--- Data records ---

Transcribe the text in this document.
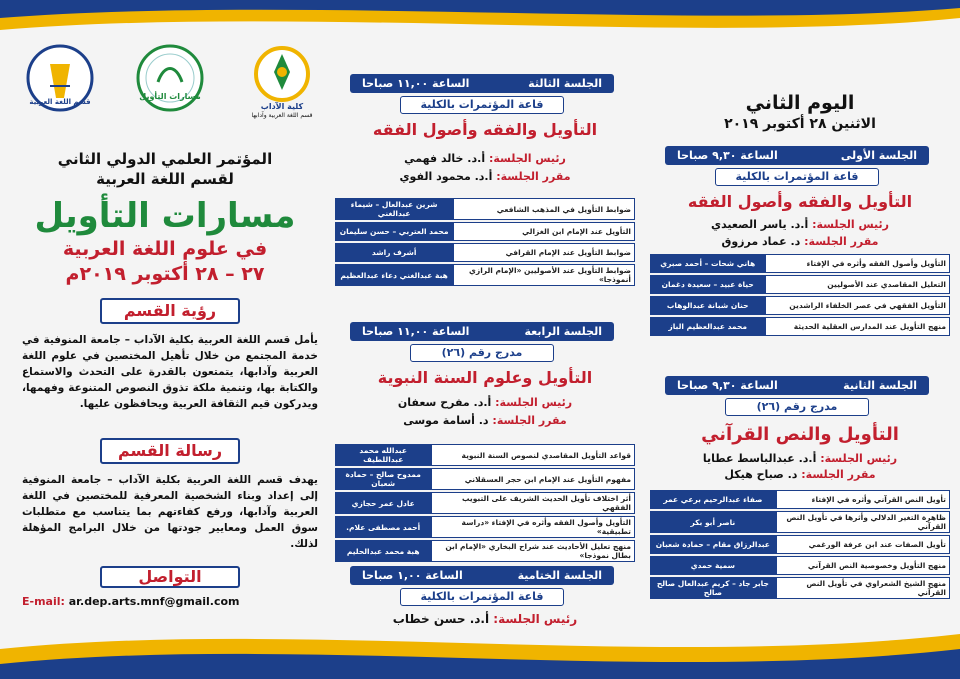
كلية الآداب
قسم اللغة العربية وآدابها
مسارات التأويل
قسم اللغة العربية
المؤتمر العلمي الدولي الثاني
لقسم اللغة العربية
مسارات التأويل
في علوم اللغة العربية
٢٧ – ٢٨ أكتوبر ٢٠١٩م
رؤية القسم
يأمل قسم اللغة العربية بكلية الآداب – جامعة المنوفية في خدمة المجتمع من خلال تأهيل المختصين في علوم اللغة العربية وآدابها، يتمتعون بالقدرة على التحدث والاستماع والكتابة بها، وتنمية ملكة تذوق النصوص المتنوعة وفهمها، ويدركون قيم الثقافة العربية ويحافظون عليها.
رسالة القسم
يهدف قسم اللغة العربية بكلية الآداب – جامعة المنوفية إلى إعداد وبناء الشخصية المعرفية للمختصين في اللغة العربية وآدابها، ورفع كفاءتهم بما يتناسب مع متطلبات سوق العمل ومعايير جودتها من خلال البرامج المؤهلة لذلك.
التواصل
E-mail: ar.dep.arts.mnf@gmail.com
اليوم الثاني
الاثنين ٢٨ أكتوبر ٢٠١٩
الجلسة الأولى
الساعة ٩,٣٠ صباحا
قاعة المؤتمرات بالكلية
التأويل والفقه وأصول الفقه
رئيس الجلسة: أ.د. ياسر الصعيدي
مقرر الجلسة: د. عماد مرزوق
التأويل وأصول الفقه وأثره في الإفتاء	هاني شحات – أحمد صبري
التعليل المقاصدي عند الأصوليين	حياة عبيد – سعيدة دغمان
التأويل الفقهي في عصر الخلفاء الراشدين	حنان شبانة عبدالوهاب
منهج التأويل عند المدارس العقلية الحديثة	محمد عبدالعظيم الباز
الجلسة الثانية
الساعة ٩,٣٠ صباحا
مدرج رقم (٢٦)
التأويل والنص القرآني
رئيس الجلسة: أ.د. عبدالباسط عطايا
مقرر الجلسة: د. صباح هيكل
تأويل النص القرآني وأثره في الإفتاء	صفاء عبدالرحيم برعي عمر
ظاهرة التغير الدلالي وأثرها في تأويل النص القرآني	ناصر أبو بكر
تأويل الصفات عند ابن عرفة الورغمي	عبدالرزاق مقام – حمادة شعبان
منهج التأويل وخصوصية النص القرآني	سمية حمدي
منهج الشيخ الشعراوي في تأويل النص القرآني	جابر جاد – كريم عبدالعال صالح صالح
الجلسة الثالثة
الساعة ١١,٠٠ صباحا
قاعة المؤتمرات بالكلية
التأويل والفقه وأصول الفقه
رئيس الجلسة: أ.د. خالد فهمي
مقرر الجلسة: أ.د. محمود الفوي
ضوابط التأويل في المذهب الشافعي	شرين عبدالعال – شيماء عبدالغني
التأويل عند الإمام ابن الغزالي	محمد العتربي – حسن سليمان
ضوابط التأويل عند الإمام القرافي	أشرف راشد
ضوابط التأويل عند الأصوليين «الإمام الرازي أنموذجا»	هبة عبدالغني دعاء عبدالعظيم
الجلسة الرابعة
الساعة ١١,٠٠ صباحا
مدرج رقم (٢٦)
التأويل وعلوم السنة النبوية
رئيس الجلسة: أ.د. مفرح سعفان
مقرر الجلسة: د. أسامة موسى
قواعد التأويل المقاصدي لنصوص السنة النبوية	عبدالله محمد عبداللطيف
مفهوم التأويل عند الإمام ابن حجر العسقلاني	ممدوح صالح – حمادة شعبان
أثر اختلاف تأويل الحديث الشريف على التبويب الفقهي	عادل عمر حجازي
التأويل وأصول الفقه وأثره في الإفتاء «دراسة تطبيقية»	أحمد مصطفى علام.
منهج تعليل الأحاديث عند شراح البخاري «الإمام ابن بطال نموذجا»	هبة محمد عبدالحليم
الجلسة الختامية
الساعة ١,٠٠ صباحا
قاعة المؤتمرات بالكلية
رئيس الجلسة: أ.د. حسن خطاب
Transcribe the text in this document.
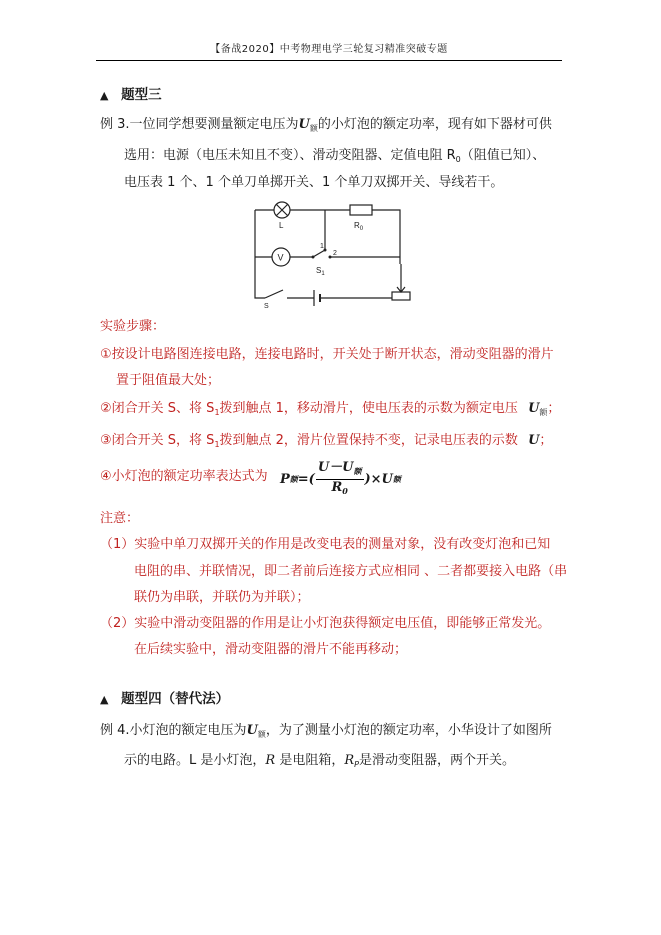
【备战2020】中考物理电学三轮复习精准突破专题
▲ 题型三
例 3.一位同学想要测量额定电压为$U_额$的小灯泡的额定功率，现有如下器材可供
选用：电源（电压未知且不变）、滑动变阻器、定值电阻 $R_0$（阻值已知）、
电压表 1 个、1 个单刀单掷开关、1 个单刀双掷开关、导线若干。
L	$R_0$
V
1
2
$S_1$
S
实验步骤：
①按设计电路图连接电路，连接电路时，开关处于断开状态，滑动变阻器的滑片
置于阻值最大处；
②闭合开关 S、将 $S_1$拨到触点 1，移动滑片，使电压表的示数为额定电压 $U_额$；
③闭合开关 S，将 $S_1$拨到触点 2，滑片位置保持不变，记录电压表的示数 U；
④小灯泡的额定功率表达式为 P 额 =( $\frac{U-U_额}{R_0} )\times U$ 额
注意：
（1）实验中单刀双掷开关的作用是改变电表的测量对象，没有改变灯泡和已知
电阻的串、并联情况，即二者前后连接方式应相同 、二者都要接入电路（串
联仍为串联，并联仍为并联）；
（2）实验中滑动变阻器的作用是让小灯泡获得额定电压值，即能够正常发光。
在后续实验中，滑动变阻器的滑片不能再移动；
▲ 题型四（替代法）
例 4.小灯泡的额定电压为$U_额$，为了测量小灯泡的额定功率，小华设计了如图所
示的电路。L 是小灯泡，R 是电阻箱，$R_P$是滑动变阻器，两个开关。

--- What to produce ---
Transcribe all of the records above character for character. Exclude the pictures.

--- Exercise output ---
Transcribe the text in this document.
كلية الآداب
قسم اللغة العربية وآدابها
مسارات التأويل
قسم اللغة العربية
المؤتمر العلمي الدولي الثاني
لقسم اللغة العربية
مسارات التأويل
في علوم اللغة العربية
٢٧ – ٢٨ أكتوبر ٢٠١٩م
رؤية القسم
يأمل قسم اللغة العربية بكلية الآداب – جامعة المنوفية في خدمة المجتمع من خلال تأهيل المختصين في علوم اللغة العربية وآدابها، يتمتعون بالقدرة على التحدث والاستماع والكتابة بها، وتنمية ملكة تذوق النصوص المتنوعة وفهمها، ويدركون قيم الثقافة العربية ويحافظون عليها.
رسالة القسم
يهدف قسم اللغة العربية بكلية الآداب – جامعة المنوفية إلى إعداد وبناء الشخصية المعرفية للمختصين في اللغة العربية وآدابها، ورفع كفاءتهم بما يتناسب مع متطلبات سوق العمل ومعايير جودتها من خلال البرامج المؤهلة لذلك.
التواصل
E-mail: ar.dep.arts.mnf@gmail.com
اليوم الثاني
الاثنين ٢٨ أكتوبر ٢٠١٩
الجلسة الأولى
الساعة ٩,٣٠ صباحا
قاعة المؤتمرات بالكلية
التأويل والفقه وأصول الفقه
رئيس الجلسة: أ.د. ياسر الصعيدي
مقرر الجلسة: د. عماد مرزوق
التأويل وأصول الفقه وأثره في الإفتاء	هاني شحات – أحمد صبري
التعليل المقاصدي عند الأصوليين	حياة عبيد – سعيدة دغمان
التأويل الفقهي في عصر الخلفاء الراشدين	حنان شبانة عبدالوهاب
منهج التأويل عند المدارس العقلية الحديثة	محمد عبدالعظيم الباز
الجلسة الثانية
الساعة ٩,٣٠ صباحا
مدرج رقم (٢٦)
التأويل والنص القرآني
رئيس الجلسة: أ.د. عبدالباسط عطايا
مقرر الجلسة: د. صباح هيكل
تأويل النص القرآني وأثره في الإفتاء	صفاء عبدالرحيم برعي عمر
ظاهرة التغير الدلالي وأثرها في تأويل النص القرآني	ناصر أبو بكر
تأويل الصفات عند ابن عرفة الورغمي	عبدالرزاق مقام – حمادة شعبان
منهج التأويل وخصوصية النص القرآني	سمية حمدي
منهج الشيخ الشعراوي في تأويل النص القرآني	جابر جاد – كريم عبدالعال صالح صالح
الجلسة الثالثة
الساعة ١١,٠٠ صباحا
قاعة المؤتمرات بالكلية
التأويل والفقه وأصول الفقه
رئيس الجلسة: أ.د. خالد فهمي
مقرر الجلسة: أ.د. محمود الفوي
ضوابط التأويل في المذهب الشافعي	شرين عبدالعال – شيماء عبدالغني
التأويل عند الإمام ابن الغزالي	محمد العتربي – حسن سليمان
ضوابط التأويل عند الإمام القرافي	أشرف راشد
ضوابط التأويل عند الأصوليين «الإمام الرازي أنموذجا»	هبة عبدالغني دعاء عبدالعظيم
الجلسة الرابعة
الساعة ١١,٠٠ صباحا
مدرج رقم (٢٦)
التأويل وعلوم السنة النبوية
رئيس الجلسة: أ.د. مفرح سعفان
مقرر الجلسة: د. أسامة موسى
قواعد التأويل المقاصدي لنصوص السنة النبوية	عبدالله محمد عبداللطيف
مفهوم التأويل عند الإمام ابن حجر العسقلاني	ممدوح صالح – حمادة شعبان
أثر اختلاف تأويل الحديث الشريف على التبويب الفقهي	عادل عمر حجازي
التأويل وأصول الفقه وأثره في الإفتاء «دراسة تطبيقية»	أحمد مصطفى علام.
منهج تعليل الأحاديث عند شراح البخاري «الإمام ابن بطال نموذجا»	هبة محمد عبدالحليم
الجلسة الختامية
الساعة ١,٠٠ صباحا
قاعة المؤتمرات بالكلية
رئيس الجلسة: أ.د. حسن خطاب
Transcribe the text in this document.
【备战2020】中考物理电学三轮复习精准突破专题
▲ 题型三
例 3.一位同学想要测量额定电压为$U_额$的小灯泡的额定功率，现有如下器材可供
选用：电源（电压未知且不变）、滑动变阻器、定值电阻 $R_0$（阻值已知）、
电压表 1 个、1 个单刀单掷开关、1 个单刀双掷开关、导线若干。
L	$R_0$
V
1
2
$S_1$
S
实验步骤：
①按设计电路图连接电路，连接电路时，开关处于断开状态，滑动变阻器的滑片
置于阻值最大处；
②闭合开关 S、将 $S_1$拨到触点 1，移动滑片，使电压表的示数为额定电压 $U_额$；
③闭合开关 S，将 $S_1$拨到触点 2，滑片位置保持不变，记录电压表的示数 U；
④小灯泡的额定功率表达式为 P 额 =( $\frac{U-U_额}{R_0} )\times U$ 额
注意：
（1）实验中单刀双掷开关的作用是改变电表的测量对象，没有改变灯泡和已知
电阻的串、并联情况，即二者前后连接方式应相同 、二者都要接入电路（串
联仍为串联，并联仍为并联）；
（2）实验中滑动变阻器的作用是让小灯泡获得额定电压值，即能够正常发光。
在后续实验中，滑动变阻器的滑片不能再移动；
▲ 题型四（替代法）
例 4.小灯泡的额定电压为$U_额$，为了测量小灯泡的额定功率，小华设计了如图所
示的电路。L 是小灯泡，R 是电阻箱，$R_P$是滑动变阻器，两个开关。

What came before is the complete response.